Start of Material supplied

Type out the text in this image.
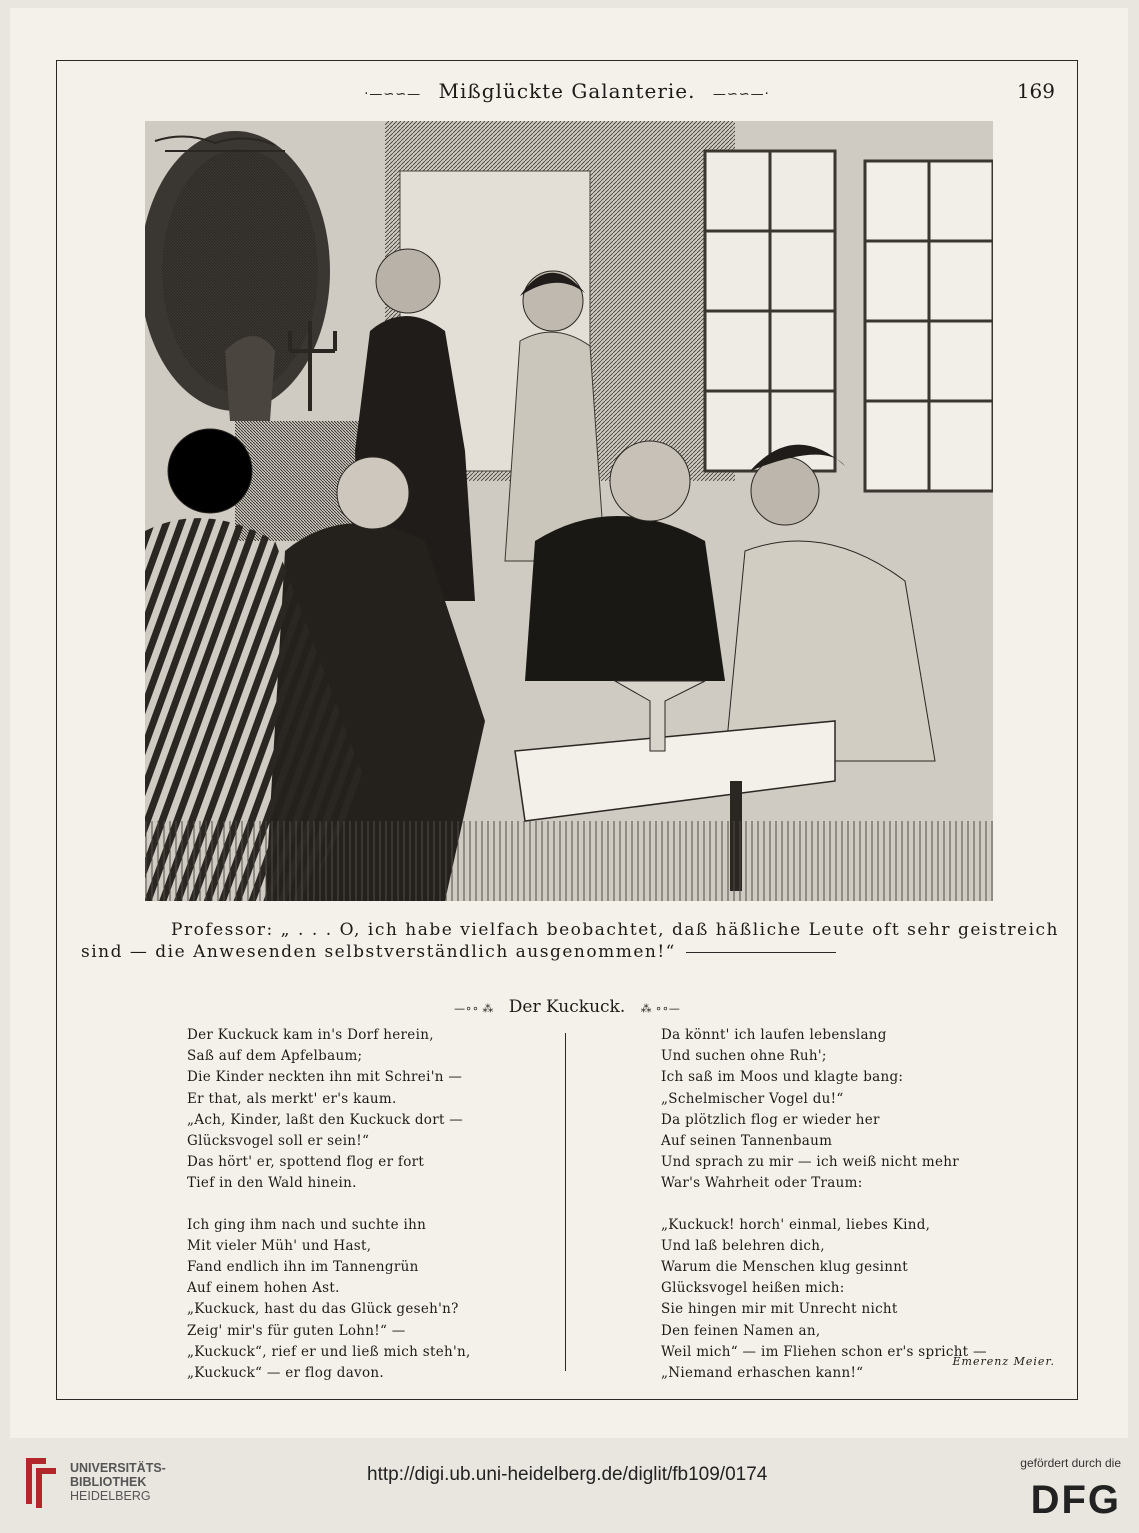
·—∽∽— Mißglückte Galanterie. —∽∽—·	169
Professor: „ . . . O, ich habe vielfach beobachtet, daß häßliche Leute oft sehr geistreich sind — die Anwesenden selbstverständlich ausgenommen!“
—∘∘ ⁂ Der Kuckuck. ⁂ ∘∘—
Der Kuckuck kam in's Dorf herein,
Saß auf dem Apfelbaum;
Die Kinder neckten ihn mit Schrei'n —
Er that, als merkt' er's kaum.
„Ach, Kinder, laßt den Kuckuck dort —
Glücksvogel soll er sein!“
Das hört' er, spottend flog er fort
Tief in den Wald hinein.
Ich ging ihm nach und suchte ihn
Mit vieler Müh' und Hast,
Fand endlich ihn im Tannengrün
Auf einem hohen Ast.
„Kuckuck, hast du das Glück geseh'n?
Zeig' mir's für guten Lohn!“ —
„Kuckuck“, rief er und ließ mich steh'n,
„Kuckuck“ — er flog davon.
Da könnt' ich laufen lebenslang
Und suchen ohne Ruh';
Ich saß im Moos und klagte bang:
„Schelmischer Vogel du!“
Da plötzlich flog er wieder her
Auf seinen Tannenbaum
Und sprach zu mir — ich weiß nicht mehr
War's Wahrheit oder Traum:
„Kuckuck! horch' einmal, liebes Kind,
Und laß belehren dich,
Warum die Menschen klug gesinnt
Glücksvogel heißen mich:
Sie hingen mir mit Unrecht nicht
Den feinen Namen an,
Weil mich“ — im Fliehen schon er's spricht —
„Niemand erhaschen kann!“
Emerenz Meier.
UNIVERSITÄTS-
BIBLIOTHEK
HEIDELBERG
http://digi.ub.uni-heidelberg.de/diglit/fb109/0174
gefördert durch die
DFG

End of Material supplied

[Exercise brief]:
Scan the entries above and copy each line where "Glücksvogel" occurs.

[Task response]:
Glücksvogel soll er sein!“
Glücksvogel heißen mich:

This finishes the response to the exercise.